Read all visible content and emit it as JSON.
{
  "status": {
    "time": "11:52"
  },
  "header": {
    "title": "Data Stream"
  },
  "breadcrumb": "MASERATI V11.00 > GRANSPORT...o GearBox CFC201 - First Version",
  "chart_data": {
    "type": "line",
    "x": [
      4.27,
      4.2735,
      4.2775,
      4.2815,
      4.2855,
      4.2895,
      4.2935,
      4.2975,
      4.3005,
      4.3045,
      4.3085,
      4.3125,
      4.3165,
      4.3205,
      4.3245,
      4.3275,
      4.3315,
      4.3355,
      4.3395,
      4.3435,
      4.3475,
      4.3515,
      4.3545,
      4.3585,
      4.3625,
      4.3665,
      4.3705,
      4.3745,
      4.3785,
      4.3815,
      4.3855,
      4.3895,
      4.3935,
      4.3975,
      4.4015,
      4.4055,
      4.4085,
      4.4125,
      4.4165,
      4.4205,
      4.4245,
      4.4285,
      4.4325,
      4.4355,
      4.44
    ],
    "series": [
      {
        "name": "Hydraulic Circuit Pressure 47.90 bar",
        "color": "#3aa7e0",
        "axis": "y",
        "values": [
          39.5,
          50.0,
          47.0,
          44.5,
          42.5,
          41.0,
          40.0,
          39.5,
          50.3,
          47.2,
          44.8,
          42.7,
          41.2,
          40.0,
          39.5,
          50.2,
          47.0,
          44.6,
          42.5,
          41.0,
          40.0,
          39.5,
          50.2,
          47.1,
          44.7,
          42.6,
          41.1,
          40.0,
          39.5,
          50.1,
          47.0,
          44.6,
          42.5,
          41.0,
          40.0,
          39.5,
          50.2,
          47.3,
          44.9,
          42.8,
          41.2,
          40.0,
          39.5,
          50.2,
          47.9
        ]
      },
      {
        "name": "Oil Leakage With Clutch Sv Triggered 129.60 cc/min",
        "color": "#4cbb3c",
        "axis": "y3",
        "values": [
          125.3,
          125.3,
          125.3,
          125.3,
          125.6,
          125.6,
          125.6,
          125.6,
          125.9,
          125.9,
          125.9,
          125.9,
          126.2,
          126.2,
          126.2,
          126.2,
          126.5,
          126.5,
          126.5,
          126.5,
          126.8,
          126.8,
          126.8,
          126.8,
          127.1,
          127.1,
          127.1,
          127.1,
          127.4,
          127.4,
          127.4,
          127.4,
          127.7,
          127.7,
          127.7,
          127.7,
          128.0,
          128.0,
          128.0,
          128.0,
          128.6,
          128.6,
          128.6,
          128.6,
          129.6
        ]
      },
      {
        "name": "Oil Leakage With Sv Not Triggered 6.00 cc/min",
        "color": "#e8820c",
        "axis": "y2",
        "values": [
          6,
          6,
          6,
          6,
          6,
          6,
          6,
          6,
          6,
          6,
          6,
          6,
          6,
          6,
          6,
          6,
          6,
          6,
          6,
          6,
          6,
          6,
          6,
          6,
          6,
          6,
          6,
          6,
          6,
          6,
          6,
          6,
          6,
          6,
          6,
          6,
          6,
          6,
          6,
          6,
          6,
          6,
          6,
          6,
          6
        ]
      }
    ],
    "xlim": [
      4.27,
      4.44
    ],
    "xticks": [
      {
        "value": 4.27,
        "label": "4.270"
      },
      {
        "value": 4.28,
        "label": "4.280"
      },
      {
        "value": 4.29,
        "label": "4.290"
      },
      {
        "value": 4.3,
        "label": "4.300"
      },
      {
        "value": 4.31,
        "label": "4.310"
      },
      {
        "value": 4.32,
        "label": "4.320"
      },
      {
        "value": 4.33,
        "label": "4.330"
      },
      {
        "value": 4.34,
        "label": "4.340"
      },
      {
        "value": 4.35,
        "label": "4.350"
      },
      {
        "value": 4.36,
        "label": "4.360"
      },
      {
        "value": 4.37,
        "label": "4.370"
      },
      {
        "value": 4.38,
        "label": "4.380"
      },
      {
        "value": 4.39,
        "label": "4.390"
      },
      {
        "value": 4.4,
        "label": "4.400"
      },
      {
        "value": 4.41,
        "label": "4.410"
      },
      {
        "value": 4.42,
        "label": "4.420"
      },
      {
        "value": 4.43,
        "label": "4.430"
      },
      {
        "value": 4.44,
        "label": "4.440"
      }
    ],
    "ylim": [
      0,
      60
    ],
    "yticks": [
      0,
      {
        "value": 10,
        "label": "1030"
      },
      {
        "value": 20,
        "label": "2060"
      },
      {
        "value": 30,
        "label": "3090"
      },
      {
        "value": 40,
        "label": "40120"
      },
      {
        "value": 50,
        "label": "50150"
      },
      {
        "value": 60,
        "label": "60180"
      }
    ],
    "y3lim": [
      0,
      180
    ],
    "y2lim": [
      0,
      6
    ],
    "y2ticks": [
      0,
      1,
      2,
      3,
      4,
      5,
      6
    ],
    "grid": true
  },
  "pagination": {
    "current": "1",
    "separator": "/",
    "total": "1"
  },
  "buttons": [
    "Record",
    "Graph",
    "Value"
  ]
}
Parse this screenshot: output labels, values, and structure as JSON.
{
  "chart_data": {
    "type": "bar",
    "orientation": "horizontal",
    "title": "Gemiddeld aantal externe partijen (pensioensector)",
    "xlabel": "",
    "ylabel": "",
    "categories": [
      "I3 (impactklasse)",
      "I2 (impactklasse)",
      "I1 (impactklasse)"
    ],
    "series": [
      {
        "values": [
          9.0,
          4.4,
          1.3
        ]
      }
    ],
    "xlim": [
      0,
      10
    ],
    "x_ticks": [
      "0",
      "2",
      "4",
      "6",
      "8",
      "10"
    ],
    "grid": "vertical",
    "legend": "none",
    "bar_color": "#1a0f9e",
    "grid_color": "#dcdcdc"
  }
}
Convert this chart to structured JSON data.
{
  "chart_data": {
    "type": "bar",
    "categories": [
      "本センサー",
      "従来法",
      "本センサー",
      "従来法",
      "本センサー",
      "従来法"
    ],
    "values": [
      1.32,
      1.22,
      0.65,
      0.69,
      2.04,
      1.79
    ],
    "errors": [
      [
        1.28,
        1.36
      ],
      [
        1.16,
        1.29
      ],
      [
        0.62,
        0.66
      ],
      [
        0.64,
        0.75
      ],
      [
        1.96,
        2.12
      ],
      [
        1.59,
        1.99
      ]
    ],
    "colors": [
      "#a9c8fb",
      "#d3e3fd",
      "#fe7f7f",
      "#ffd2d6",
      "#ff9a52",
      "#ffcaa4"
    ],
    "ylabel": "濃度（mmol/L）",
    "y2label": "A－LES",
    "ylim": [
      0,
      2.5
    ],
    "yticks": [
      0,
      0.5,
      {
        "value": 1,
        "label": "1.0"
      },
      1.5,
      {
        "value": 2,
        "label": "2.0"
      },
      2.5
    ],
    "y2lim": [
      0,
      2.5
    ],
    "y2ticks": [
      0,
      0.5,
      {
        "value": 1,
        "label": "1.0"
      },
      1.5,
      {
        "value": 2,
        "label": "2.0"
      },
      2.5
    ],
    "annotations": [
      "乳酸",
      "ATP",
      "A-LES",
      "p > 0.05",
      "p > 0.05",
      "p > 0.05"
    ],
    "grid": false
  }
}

•••••

_WORK TO DO_: Write an exact transcription of every entry above.

_RESULT OF THE TASK_:
Read all visible content and emit it as JSON.
{
  "status": {
    "time": "11:52"
  },
  "header": {
    "title": "Data Stream"
  },
  "breadcrumb": "MASERATI V11.00 > GRANSPORT...o GearBox CFC201 - First Version",
  "chart_data": {
    "type": "line",
    "x": [
      4.27,
      4.2735,
      4.2775,
      4.2815,
      4.2855,
      4.2895,
      4.2935,
      4.2975,
      4.3005,
      4.3045,
      4.3085,
      4.3125,
      4.3165,
      4.3205,
      4.3245,
      4.3275,
      4.3315,
      4.3355,
      4.3395,
      4.3435,
      4.3475,
      4.3515,
      4.3545,
      4.3585,
      4.3625,
      4.3665,
      4.3705,
      4.3745,
      4.3785,
      4.3815,
      4.3855,
      4.3895,
      4.3935,
      4.3975,
      4.4015,
      4.4055,
      4.4085,
      4.4125,
      4.4165,
      4.4205,
      4.4245,
      4.4285,
      4.4325,
      4.4355,
      4.44
    ],
    "series": [
      {
        "name": "Hydraulic Circuit Pressure 47.90 bar",
        "color": "#3aa7e0",
        "axis": "y",
        "values": [
          39.5,
          50.0,
          47.0,
          44.5,
          42.5,
          41.0,
          40.0,
          39.5,
          50.3,
          47.2,
          44.8,
          42.7,
          41.2,
          40.0,
          39.5,
          50.2,
          47.0,
          44.6,
          42.5,
          41.0,
          40.0,
          39.5,
          50.2,
          47.1,
          44.7,
          42.6,
          41.1,
          40.0,
          39.5,
          50.1,
          47.0,
          44.6,
          42.5,
          41.0,
          40.0,
          39.5,
          50.2,
          47.3,
          44.9,
          42.8,
          41.2,
          40.0,
          39.5,
          50.2,
          47.9
        ]
      },
      {
        "name": "Oil Leakage With Clutch Sv Triggered 129.60 cc/min",
        "color": "#4cbb3c",
        "axis": "y3",
        "values": [
          125.3,
          125.3,
          125.3,
          125.3,
          125.6,
          125.6,
          125.6,
          125.6,
          125.9,
          125.9,
          125.9,
          125.9,
          126.2,
          126.2,
          126.2,
          126.2,
          126.5,
          126.5,
          126.5,
          126.5,
          126.8,
          126.8,
          126.8,
          126.8,
          127.1,
          127.1,
          127.1,
          127.1,
          127.4,
          127.4,
          127.4,
          127.4,
          127.7,
          127.7,
          127.7,
          127.7,
          128.0,
          128.0,
          128.0,
          128.0,
          128.6,
          128.6,
          128.6,
          128.6,
          129.6
        ]
      },
      {
        "name": "Oil Leakage With Sv Not Triggered 6.00 cc/min",
        "color": "#e8820c",
        "axis": "y2",
        "values": [
          6,
          6,
          6,
          6,
          6,
          6,
          6,
          6,
          6,
          6,
          6,
          6,
          6,
          6,
          6,
          6,
          6,
          6,
          6,
          6,
          6,
          6,
          6,
          6,
          6,
          6,
          6,
          6,
          6,
          6,
          6,
          6,
          6,
          6,
          6,
          6,
          6,
          6,
          6,
          6,
          6,
          6,
          6,
          6,
          6
        ]
      }
    ],
    "xlim": [
      4.27,
      4.44
    ],
    "xticks": [
      {
        "value": 4.27,
        "label": "4.270"
      },
      {
        "value": 4.28,
        "label": "4.280"
      },
      {
        "value": 4.29,
        "label": "4.290"
      },
      {
        "value": 4.3,
        "label": "4.300"
      },
      {
        "value": 4.31,
        "label": "4.310"
      },
      {
        "value": 4.32,
        "label": "4.320"
      },
      {
        "value": 4.33,
        "label": "4.330"
      },
      {
        "value": 4.34,
        "label": "4.340"
      },
      {
        "value": 4.35,
        "label": "4.350"
      },
      {
        "value": 4.36,
        "label": "4.360"
      },
      {
        "value": 4.37,
        "label": "4.370"
      },
      {
        "value": 4.38,
        "label": "4.380"
      },
      {
        "value": 4.39,
        "label": "4.390"
      },
      {
        "value": 4.4,
        "label": "4.400"
      },
      {
        "value": 4.41,
        "label": "4.410"
      },
      {
        "value": 4.42,
        "label": "4.420"
      },
      {
        "value": 4.43,
        "label": "4.430"
      },
      {
        "value": 4.44,
        "label": "4.440"
      }
    ],
    "ylim": [
      0,
      60
    ],
    "yticks": [
      0,
      {
        "value": 10,
        "label": "1030"
      },
      {
        "value": 20,
        "label": "2060"
      },
      {
        "value": 30,
        "label": "3090"
      },
      {
        "value": 40,
        "label": "40120"
      },
      {
        "value": 50,
        "label": "50150"
      },
      {
        "value": 60,
        "label": "60180"
      }
    ],
    "y3lim": [
      0,
      180
    ],
    "y2lim": [
      0,
      6
    ],
    "y2ticks": [
      0,
      1,
      2,
      3,
      4,
      5,
      6
    ],
    "grid": true
  },
  "pagination": {
    "current": "1",
    "separator": "/",
    "total": "1"
  },
  "buttons": [
    "Record",
    "Graph",
    "Value"
  ]
}
Parse this screenshot: output labels, values, and structure as JSON.
{
  "chart_data": {
    "type": "bar",
    "orientation": "horizontal",
    "title": "Gemiddeld aantal externe partijen (pensioensector)",
    "xlabel": "",
    "ylabel": "",
    "categories": [
      "I3 (impactklasse)",
      "I2 (impactklasse)",
      "I1 (impactklasse)"
    ],
    "series": [
      {
        "values": [
          9.0,
          4.4,
          1.3
        ]
      }
    ],
    "xlim": [
      0,
      10
    ],
    "x_ticks": [
      "0",
      "2",
      "4",
      "6",
      "8",
      "10"
    ],
    "grid": "vertical",
    "legend": "none",
    "bar_color": "#1a0f9e",
    "grid_color": "#dcdcdc"
  }
}
Convert this chart to structured JSON data.
{
  "chart_data": {
    "type": "bar",
    "categories": [
      "本センサー",
      "従来法",
      "本センサー",
      "従来法",
      "本センサー",
      "従来法"
    ],
    "values": [
      1.32,
      1.22,
      0.65,
      0.69,
      2.04,
      1.79
    ],
    "errors": [
      [
        1.28,
        1.36
      ],
      [
        1.16,
        1.29
      ],
      [
        0.62,
        0.66
      ],
      [
        0.64,
        0.75
      ],
      [
        1.96,
        2.12
      ],
      [
        1.59,
        1.99
      ]
    ],
    "colors": [
      "#a9c8fb",
      "#d3e3fd",
      "#fe7f7f",
      "#ffd2d6",
      "#ff9a52",
      "#ffcaa4"
    ],
    "ylabel": "濃度（mmol/L）",
    "y2label": "A－LES",
    "ylim": [
      0,
      2.5
    ],
    "yticks": [
      0,
      0.5,
      {
        "value": 1,
        "label": "1.0"
      },
      1.5,
      {
        "value": 2,
        "label": "2.0"
      },
      2.5
    ],
    "y2lim": [
      0,
      2.5
    ],
    "y2ticks": [
      0,
      0.5,
      {
        "value": 1,
        "label": "1.0"
      },
      1.5,
      {
        "value": 2,
        "label": "2.0"
      },
      2.5
    ],
    "annotations": [
      "乳酸",
      "ATP",
      "A-LES",
      "p > 0.05",
      "p > 0.05",
      "p > 0.05"
    ],
    "grid": false
  }
}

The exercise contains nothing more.